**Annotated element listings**

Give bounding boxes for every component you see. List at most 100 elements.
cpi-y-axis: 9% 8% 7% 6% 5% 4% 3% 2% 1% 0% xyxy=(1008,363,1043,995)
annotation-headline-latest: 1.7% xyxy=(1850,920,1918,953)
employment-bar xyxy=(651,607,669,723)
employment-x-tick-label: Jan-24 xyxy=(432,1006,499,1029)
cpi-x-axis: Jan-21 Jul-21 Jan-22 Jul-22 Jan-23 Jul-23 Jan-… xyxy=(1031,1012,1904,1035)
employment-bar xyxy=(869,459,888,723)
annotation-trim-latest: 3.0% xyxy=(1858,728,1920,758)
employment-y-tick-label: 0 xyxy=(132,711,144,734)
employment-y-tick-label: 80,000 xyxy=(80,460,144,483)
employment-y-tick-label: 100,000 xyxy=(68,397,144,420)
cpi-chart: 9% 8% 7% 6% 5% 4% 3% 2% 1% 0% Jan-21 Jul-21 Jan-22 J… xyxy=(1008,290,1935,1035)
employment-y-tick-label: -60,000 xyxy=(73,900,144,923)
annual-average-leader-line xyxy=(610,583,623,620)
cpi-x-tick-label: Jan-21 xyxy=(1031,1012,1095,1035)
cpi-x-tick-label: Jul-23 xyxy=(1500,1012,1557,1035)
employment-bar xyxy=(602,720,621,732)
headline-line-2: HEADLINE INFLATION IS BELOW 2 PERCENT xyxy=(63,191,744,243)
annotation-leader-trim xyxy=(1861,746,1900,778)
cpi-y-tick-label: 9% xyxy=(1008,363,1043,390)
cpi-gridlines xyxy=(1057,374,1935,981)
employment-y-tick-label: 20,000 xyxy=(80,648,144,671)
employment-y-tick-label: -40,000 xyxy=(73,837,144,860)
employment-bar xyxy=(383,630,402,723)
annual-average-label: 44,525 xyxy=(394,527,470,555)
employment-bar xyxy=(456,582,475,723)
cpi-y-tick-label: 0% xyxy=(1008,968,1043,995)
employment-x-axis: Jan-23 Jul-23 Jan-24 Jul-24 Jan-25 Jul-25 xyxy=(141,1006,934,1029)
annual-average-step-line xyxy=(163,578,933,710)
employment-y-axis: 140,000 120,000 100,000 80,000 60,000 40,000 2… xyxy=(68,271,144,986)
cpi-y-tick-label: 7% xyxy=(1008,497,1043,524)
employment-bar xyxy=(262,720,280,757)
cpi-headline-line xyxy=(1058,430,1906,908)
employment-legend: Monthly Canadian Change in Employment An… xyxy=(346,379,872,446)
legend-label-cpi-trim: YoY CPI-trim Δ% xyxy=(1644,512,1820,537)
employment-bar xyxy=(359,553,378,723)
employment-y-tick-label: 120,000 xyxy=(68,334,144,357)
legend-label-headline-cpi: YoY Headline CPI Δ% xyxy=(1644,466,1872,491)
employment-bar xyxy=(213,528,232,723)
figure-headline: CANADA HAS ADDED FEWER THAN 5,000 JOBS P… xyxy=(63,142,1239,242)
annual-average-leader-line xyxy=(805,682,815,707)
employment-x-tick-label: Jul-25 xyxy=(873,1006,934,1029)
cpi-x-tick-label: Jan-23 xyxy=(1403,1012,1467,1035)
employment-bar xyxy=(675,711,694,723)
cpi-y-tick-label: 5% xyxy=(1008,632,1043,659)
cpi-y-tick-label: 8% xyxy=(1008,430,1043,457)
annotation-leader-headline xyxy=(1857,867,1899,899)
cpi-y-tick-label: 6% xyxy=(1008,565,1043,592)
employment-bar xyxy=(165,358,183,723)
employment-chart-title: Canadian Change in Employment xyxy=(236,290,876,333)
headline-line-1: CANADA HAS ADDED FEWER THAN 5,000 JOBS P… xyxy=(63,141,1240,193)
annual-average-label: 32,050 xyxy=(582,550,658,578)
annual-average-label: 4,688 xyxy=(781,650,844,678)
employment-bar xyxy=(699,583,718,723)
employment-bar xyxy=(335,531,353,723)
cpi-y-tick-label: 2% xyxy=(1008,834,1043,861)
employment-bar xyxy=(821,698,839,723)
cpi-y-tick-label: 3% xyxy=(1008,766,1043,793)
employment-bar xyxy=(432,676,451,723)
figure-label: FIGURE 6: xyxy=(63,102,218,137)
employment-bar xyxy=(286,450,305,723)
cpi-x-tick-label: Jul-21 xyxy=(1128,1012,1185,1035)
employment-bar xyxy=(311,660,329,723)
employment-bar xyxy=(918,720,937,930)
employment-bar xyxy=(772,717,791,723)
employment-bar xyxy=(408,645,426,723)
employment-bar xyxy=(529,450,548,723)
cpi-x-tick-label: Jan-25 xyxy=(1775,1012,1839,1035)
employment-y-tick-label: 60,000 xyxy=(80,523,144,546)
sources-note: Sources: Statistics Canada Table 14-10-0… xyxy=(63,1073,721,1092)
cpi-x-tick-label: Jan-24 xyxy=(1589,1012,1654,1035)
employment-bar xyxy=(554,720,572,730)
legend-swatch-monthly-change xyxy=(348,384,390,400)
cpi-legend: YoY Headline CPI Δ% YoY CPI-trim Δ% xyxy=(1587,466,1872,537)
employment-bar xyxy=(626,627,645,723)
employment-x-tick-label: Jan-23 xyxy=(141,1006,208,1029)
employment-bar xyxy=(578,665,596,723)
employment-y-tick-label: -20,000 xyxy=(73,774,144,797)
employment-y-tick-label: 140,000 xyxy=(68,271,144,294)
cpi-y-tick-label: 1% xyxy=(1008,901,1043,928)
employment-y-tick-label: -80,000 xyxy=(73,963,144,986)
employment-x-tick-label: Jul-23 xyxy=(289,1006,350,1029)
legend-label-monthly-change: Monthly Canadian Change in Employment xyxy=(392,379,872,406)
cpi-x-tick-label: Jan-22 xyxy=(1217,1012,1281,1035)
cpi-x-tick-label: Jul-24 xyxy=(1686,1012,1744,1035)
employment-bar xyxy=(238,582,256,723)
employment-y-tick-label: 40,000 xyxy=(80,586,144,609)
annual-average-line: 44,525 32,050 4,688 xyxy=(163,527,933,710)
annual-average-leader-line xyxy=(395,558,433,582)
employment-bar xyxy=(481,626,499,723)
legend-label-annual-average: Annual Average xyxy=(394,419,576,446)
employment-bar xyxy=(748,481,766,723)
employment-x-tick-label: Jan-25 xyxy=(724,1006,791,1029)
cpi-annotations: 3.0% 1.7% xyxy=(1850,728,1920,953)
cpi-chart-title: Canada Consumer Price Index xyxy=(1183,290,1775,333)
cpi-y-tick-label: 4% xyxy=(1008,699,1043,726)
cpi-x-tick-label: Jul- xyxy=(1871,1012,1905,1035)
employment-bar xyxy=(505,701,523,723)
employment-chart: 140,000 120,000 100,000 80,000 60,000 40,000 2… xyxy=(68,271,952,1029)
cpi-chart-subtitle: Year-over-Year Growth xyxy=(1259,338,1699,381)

**The exercise**
Swap every "employment-bar" in the lines above for "jobs-bar", leaving everything else as it is.

**In response**
Give bounding boxes for every component you see. List at most 100 elements.
cpi-y-axis: 9% 8% 7% 6% 5% 4% 3% 2% 1% 0% xyxy=(1008,363,1043,995)
annotation-headline-latest: 1.7% xyxy=(1850,920,1918,953)
jobs-bar xyxy=(651,607,669,723)
employment-x-tick-label: Jan-24 xyxy=(432,1006,499,1029)
cpi-x-axis: Jan-21 Jul-21 Jan-22 Jul-22 Jan-23 Jul-23 Jan-… xyxy=(1031,1012,1904,1035)
jobs-bar xyxy=(869,459,888,723)
annotation-trim-latest: 3.0% xyxy=(1858,728,1920,758)
employment-y-tick-label: 0 xyxy=(132,711,144,734)
employment-y-tick-label: 80,000 xyxy=(80,460,144,483)
employment-y-tick-label: 100,000 xyxy=(68,397,144,420)
cpi-chart: 9% 8% 7% 6% 5% 4% 3% 2% 1% 0% Jan-21 Jul-21 Jan-22 J… xyxy=(1008,290,1935,1035)
employment-y-tick-label: -60,000 xyxy=(73,900,144,923)
annual-average-leader-line xyxy=(610,583,623,620)
cpi-x-tick-label: Jan-21 xyxy=(1031,1012,1095,1035)
cpi-x-tick-label: Jul-23 xyxy=(1500,1012,1557,1035)
jobs-bar xyxy=(602,720,621,732)
headline-line-2: HEADLINE INFLATION IS BELOW 2 PERCENT xyxy=(63,191,744,243)
annotation-leader-trim xyxy=(1861,746,1900,778)
cpi-y-tick-label: 9% xyxy=(1008,363,1043,390)
cpi-gridlines xyxy=(1057,374,1935,981)
employment-y-tick-label: 20,000 xyxy=(80,648,144,671)
employment-y-tick-label: -40,000 xyxy=(73,837,144,860)
jobs-bar xyxy=(383,630,402,723)
annual-average-label: 44,525 xyxy=(394,527,470,555)
jobs-bar xyxy=(456,582,475,723)
cpi-y-tick-label: 0% xyxy=(1008,968,1043,995)
employment-x-axis: Jan-23 Jul-23 Jan-24 Jul-24 Jan-25 Jul-25 xyxy=(141,1006,934,1029)
annual-average-step-line xyxy=(163,578,933,710)
employment-y-axis: 140,000 120,000 100,000 80,000 60,000 40,000 2… xyxy=(68,271,144,986)
cpi-y-tick-label: 7% xyxy=(1008,497,1043,524)
jobs-bar xyxy=(262,720,280,757)
cpi-headline-line xyxy=(1058,430,1906,908)
employment-legend: Monthly Canadian Change in Employment An… xyxy=(346,379,872,446)
legend-label-cpi-trim: YoY CPI-trim Δ% xyxy=(1644,512,1820,537)
jobs-bar xyxy=(359,553,378,723)
employment-y-tick-label: 120,000 xyxy=(68,334,144,357)
legend-label-headline-cpi: YoY Headline CPI Δ% xyxy=(1644,466,1872,491)
jobs-bar xyxy=(213,528,232,723)
figure-headline: CANADA HAS ADDED FEWER THAN 5,000 JOBS P… xyxy=(63,142,1239,242)
annual-average-leader-line xyxy=(805,682,815,707)
employment-x-tick-label: Jul-25 xyxy=(873,1006,934,1029)
cpi-x-tick-label: Jan-23 xyxy=(1403,1012,1467,1035)
jobs-bar xyxy=(675,711,694,723)
cpi-y-tick-label: 5% xyxy=(1008,632,1043,659)
cpi-y-tick-label: 8% xyxy=(1008,430,1043,457)
annotation-leader-headline xyxy=(1857,867,1899,899)
cpi-y-tick-label: 6% xyxy=(1008,565,1043,592)
jobs-bar xyxy=(165,358,183,723)
employment-chart-title: Canadian Change in Employment xyxy=(236,290,876,333)
headline-line-1: CANADA HAS ADDED FEWER THAN 5,000 JOBS P… xyxy=(63,141,1240,193)
annual-average-label: 32,050 xyxy=(582,550,658,578)
annual-average-label: 4,688 xyxy=(781,650,844,678)
jobs-bar xyxy=(699,583,718,723)
jobs-bar xyxy=(335,531,353,723)
cpi-y-tick-label: 2% xyxy=(1008,834,1043,861)
jobs-bar xyxy=(821,698,839,723)
cpi-y-tick-label: 3% xyxy=(1008,766,1043,793)
jobs-bar xyxy=(432,676,451,723)
figure-label: FIGURE 6: xyxy=(63,102,218,137)
jobs-bar xyxy=(286,450,305,723)
cpi-x-tick-label: Jul-21 xyxy=(1128,1012,1185,1035)
jobs-bar xyxy=(311,660,329,723)
jobs-bar xyxy=(918,720,937,930)
jobs-bar xyxy=(772,717,791,723)
jobs-bar xyxy=(408,645,426,723)
jobs-bar xyxy=(529,450,548,723)
cpi-x-tick-label: Jan-25 xyxy=(1775,1012,1839,1035)
employment-y-tick-label: 60,000 xyxy=(80,523,144,546)
sources-note: Sources: Statistics Canada Table 14-10-0… xyxy=(63,1073,721,1092)
cpi-x-tick-label: Jan-24 xyxy=(1589,1012,1654,1035)
jobs-bar xyxy=(554,720,572,730)
legend-swatch-monthly-change xyxy=(348,384,390,400)
cpi-legend: YoY Headline CPI Δ% YoY CPI-trim Δ% xyxy=(1587,466,1872,537)
jobs-bar xyxy=(626,627,645,723)
employment-x-tick-label: Jan-23 xyxy=(141,1006,208,1029)
jobs-bar xyxy=(578,665,596,723)
employment-y-tick-label: -20,000 xyxy=(73,774,144,797)
employment-y-tick-label: 140,000 xyxy=(68,271,144,294)
cpi-y-tick-label: 1% xyxy=(1008,901,1043,928)
employment-y-tick-label: -80,000 xyxy=(73,963,144,986)
employment-x-tick-label: Jul-23 xyxy=(289,1006,350,1029)
legend-label-monthly-change: Monthly Canadian Change in Employment xyxy=(392,379,872,406)
cpi-x-tick-label: Jan-22 xyxy=(1217,1012,1281,1035)
cpi-x-tick-label: Jul-24 xyxy=(1686,1012,1744,1035)
jobs-bar xyxy=(238,582,256,723)
employment-y-tick-label: 40,000 xyxy=(80,586,144,609)
annual-average-line: 44,525 32,050 4,688 xyxy=(163,527,933,710)
annual-average-leader-line xyxy=(395,558,433,582)
jobs-bar xyxy=(481,626,499,723)
legend-label-annual-average: Annual Average xyxy=(394,419,576,446)
jobs-bar xyxy=(748,481,766,723)
employment-x-tick-label: Jan-25 xyxy=(724,1006,791,1029)
cpi-annotations: 3.0% 1.7% xyxy=(1850,728,1920,953)
cpi-chart-title: Canada Consumer Price Index xyxy=(1183,290,1775,333)
cpi-y-tick-label: 4% xyxy=(1008,699,1043,726)
cpi-x-tick-label: Jul- xyxy=(1871,1012,1905,1035)
jobs-bar xyxy=(505,701,523,723)
employment-chart: 140,000 120,000 100,000 80,000 60,000 40,000 2… xyxy=(68,271,952,1029)
cpi-chart-subtitle: Year-over-Year Growth xyxy=(1259,338,1699,381)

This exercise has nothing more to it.